[Excerpts from a figure dataset]
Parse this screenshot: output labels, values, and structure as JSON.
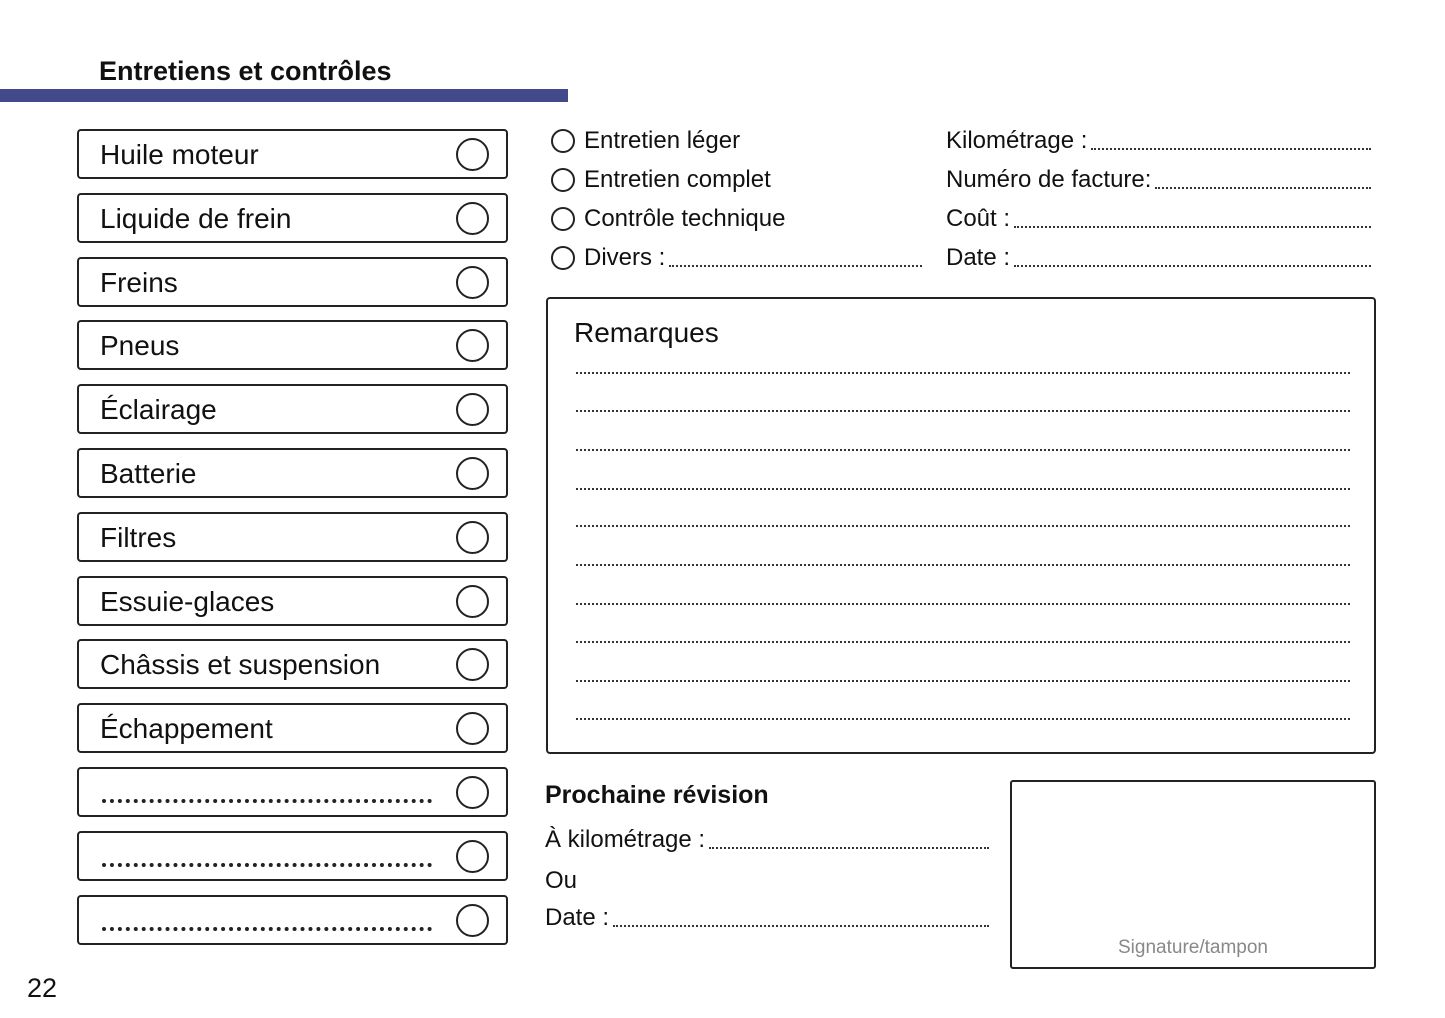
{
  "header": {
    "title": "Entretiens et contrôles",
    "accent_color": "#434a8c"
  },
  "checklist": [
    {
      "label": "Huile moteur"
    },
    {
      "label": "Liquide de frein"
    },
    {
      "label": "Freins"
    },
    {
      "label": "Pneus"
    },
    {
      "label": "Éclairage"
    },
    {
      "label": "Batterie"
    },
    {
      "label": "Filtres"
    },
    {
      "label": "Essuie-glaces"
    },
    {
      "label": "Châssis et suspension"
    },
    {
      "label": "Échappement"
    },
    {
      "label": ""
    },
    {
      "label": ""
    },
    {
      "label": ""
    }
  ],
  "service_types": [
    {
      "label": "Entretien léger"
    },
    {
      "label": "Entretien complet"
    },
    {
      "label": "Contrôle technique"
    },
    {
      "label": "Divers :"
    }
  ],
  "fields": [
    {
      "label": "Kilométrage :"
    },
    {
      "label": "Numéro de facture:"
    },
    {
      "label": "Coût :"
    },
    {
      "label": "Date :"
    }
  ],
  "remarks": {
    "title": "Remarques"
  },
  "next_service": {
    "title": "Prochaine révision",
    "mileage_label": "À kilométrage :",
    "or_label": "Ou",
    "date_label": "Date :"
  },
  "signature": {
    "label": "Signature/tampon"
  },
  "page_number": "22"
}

> [What is asked] Omit pictures; set down the rest of the material word for word.

> [Answer below]
Parse this screenshot: output labels, values, and structure as JSON.
{
  "header": {
    "title": "Entretiens et contrôles",
    "accent_color": "#434a8c"
  },
  "checklist": [
    {
      "label": "Huile moteur"
    },
    {
      "label": "Liquide de frein"
    },
    {
      "label": "Freins"
    },
    {
      "label": "Pneus"
    },
    {
      "label": "Éclairage"
    },
    {
      "label": "Batterie"
    },
    {
      "label": "Filtres"
    },
    {
      "label": "Essuie-glaces"
    },
    {
      "label": "Châssis et suspension"
    },
    {
      "label": "Échappement"
    },
    {
      "label": ""
    },
    {
      "label": ""
    },
    {
      "label": ""
    }
  ],
  "service_types": [
    {
      "label": "Entretien léger"
    },
    {
      "label": "Entretien complet"
    },
    {
      "label": "Contrôle technique"
    },
    {
      "label": "Divers :"
    }
  ],
  "fields": [
    {
      "label": "Kilométrage :"
    },
    {
      "label": "Numéro de facture:"
    },
    {
      "label": "Coût :"
    },
    {
      "label": "Date :"
    }
  ],
  "remarks": {
    "title": "Remarques"
  },
  "next_service": {
    "title": "Prochaine révision",
    "mileage_label": "À kilométrage :",
    "or_label": "Ou",
    "date_label": "Date :"
  },
  "signature": {
    "label": "Signature/tampon"
  },
  "page_number": "22"
}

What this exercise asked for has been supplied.